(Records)

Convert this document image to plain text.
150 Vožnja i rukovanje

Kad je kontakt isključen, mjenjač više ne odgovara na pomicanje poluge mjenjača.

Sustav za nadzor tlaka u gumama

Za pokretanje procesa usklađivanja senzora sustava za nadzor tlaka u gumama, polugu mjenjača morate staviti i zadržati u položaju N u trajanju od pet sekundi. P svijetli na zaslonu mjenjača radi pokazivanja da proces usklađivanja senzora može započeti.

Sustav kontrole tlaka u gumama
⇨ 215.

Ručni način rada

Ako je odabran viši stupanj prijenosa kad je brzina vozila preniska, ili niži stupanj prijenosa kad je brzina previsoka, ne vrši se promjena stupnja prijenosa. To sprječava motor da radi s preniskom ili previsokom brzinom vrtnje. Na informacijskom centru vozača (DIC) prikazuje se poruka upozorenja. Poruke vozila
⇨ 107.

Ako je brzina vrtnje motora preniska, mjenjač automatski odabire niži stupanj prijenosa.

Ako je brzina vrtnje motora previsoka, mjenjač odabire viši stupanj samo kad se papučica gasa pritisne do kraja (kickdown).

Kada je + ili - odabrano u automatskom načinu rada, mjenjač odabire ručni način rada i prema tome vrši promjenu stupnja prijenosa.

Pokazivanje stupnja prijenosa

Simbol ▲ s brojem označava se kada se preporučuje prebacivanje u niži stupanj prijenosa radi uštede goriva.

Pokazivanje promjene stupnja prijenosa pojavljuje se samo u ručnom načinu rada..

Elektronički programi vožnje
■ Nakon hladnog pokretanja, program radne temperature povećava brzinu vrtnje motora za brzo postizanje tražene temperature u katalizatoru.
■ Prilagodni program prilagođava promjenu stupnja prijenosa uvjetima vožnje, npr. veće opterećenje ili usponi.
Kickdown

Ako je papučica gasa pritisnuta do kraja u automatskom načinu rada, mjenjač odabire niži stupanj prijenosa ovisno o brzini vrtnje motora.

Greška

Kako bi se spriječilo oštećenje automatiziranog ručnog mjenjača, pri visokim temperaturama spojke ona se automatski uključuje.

● **Required task**
In the records above, tally the lines where the word "radi" appears, and give the number and nothing else.

● **Result of the exercise**
3